Top of Given data

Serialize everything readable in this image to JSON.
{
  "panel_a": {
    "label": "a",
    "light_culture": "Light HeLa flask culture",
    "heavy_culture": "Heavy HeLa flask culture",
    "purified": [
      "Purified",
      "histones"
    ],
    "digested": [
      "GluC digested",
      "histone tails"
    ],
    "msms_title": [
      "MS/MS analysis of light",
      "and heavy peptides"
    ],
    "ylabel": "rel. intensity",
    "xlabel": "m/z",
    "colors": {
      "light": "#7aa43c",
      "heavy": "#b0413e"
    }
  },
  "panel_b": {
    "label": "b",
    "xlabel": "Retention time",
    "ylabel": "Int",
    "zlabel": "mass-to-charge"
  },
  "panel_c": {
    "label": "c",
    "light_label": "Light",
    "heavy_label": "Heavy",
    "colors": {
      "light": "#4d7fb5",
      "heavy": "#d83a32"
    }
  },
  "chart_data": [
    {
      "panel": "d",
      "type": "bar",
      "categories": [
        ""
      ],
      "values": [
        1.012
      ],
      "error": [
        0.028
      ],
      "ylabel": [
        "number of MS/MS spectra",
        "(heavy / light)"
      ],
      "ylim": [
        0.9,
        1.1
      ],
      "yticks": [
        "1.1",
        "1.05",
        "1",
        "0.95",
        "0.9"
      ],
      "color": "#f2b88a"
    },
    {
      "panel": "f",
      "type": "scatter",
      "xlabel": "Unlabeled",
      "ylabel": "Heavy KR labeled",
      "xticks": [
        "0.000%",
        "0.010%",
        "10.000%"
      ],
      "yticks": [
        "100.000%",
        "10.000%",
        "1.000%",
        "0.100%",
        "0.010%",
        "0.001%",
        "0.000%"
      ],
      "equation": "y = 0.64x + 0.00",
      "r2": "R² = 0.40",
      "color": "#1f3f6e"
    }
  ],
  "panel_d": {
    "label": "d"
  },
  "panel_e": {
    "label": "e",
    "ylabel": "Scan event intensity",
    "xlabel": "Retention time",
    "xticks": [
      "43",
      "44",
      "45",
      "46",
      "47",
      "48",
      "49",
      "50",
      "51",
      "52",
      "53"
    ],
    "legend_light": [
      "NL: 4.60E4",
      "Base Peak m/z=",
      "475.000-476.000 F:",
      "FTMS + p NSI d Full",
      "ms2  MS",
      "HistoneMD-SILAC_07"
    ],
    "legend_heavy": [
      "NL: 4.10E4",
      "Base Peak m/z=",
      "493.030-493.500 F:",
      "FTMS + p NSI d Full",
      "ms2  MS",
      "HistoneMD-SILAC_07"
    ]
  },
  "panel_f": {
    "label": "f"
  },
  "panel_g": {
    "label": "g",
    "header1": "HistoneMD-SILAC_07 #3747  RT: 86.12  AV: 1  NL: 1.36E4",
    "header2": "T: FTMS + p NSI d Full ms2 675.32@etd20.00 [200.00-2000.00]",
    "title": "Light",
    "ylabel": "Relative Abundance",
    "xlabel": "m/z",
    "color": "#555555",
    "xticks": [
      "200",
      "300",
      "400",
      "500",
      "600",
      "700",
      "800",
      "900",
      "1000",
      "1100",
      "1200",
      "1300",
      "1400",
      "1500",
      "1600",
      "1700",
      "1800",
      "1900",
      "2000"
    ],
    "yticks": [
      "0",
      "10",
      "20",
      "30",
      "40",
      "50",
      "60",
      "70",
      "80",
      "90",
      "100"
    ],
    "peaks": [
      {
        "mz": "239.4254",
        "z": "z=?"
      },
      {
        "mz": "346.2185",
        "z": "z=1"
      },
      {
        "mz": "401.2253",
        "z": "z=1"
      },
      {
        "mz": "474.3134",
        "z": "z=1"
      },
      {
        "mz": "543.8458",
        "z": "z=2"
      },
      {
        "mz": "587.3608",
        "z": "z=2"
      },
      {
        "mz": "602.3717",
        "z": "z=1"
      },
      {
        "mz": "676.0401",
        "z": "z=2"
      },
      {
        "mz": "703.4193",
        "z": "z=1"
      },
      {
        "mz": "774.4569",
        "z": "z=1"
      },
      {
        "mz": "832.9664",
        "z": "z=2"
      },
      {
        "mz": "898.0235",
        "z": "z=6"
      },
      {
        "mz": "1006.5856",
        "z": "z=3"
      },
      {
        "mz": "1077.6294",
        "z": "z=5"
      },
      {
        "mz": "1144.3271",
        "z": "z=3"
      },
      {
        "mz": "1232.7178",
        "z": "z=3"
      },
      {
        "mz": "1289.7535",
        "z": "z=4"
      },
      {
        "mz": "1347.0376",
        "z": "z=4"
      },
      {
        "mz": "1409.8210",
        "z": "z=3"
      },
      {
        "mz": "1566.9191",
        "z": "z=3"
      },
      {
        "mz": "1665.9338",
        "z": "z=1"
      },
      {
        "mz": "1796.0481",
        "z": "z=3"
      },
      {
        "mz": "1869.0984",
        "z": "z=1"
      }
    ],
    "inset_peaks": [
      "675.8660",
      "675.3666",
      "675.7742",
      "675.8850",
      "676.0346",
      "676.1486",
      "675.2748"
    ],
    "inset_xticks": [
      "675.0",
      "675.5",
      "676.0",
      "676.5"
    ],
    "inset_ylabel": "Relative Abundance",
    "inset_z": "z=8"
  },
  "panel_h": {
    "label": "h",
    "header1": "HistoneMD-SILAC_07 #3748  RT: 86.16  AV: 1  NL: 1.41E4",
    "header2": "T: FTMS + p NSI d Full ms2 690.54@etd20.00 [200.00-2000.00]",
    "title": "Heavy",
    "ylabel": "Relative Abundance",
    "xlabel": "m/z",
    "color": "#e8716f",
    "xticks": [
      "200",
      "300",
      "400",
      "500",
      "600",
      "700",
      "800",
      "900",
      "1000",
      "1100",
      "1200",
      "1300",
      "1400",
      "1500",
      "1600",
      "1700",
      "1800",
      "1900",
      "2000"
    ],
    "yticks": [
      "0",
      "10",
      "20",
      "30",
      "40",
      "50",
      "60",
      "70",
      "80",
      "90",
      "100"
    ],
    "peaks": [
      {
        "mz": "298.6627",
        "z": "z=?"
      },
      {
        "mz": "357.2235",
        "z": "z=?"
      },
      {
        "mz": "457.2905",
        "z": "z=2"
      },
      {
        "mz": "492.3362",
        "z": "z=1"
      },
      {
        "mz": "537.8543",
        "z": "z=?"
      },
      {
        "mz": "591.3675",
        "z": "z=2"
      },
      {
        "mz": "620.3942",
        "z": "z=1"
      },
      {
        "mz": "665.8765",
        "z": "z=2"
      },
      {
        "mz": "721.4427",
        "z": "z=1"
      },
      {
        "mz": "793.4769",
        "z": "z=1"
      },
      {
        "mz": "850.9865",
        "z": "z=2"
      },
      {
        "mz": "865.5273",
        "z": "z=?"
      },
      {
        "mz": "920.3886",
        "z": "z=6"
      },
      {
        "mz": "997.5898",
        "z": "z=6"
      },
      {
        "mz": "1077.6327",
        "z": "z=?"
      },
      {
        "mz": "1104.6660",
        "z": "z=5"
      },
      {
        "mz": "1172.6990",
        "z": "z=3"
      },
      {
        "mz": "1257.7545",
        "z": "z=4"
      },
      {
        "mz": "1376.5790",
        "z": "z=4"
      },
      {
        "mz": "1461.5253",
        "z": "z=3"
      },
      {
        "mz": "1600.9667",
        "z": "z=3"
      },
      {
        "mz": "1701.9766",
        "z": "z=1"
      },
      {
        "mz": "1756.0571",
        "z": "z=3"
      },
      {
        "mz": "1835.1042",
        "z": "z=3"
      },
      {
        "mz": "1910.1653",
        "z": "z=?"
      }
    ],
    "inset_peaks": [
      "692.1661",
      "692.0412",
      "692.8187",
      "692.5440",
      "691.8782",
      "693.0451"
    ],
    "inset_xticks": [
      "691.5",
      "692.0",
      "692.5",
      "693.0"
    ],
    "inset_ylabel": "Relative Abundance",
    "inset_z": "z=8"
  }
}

Bottom of Given data

• **Assignment**
From the listing above, return each line with the word "HistoneMD".

• **Solution for this task**
      "HistoneMD-SILAC_07"
      "HistoneMD-SILAC_07"
    "header1": "HistoneMD-SILAC_07 #3747  RT: 86.12  AV: 1  NL: 1.36E4",
    "header1": "HistoneMD-SILAC_07 #3748  RT: 86.16  AV: 1  NL: 1.41E4",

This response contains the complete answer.